- _Requirements_
Pull every line with the word "Weld" out of the entries below.

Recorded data
------------

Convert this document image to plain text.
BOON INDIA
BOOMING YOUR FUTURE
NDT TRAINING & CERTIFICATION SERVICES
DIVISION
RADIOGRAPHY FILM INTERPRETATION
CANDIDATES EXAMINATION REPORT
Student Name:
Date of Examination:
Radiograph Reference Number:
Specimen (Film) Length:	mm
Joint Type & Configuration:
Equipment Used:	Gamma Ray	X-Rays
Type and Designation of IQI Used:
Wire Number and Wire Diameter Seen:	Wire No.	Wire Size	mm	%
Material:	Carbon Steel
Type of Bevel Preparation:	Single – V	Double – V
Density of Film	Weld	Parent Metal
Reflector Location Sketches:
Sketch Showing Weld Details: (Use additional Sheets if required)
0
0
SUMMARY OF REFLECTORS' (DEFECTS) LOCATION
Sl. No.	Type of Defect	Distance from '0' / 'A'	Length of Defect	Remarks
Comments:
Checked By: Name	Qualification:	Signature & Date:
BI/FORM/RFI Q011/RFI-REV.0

------------

- _Result_
Density of Film	Weld	Parent Metal
Sketch Showing Weld Details: (Use additional Sheets if required)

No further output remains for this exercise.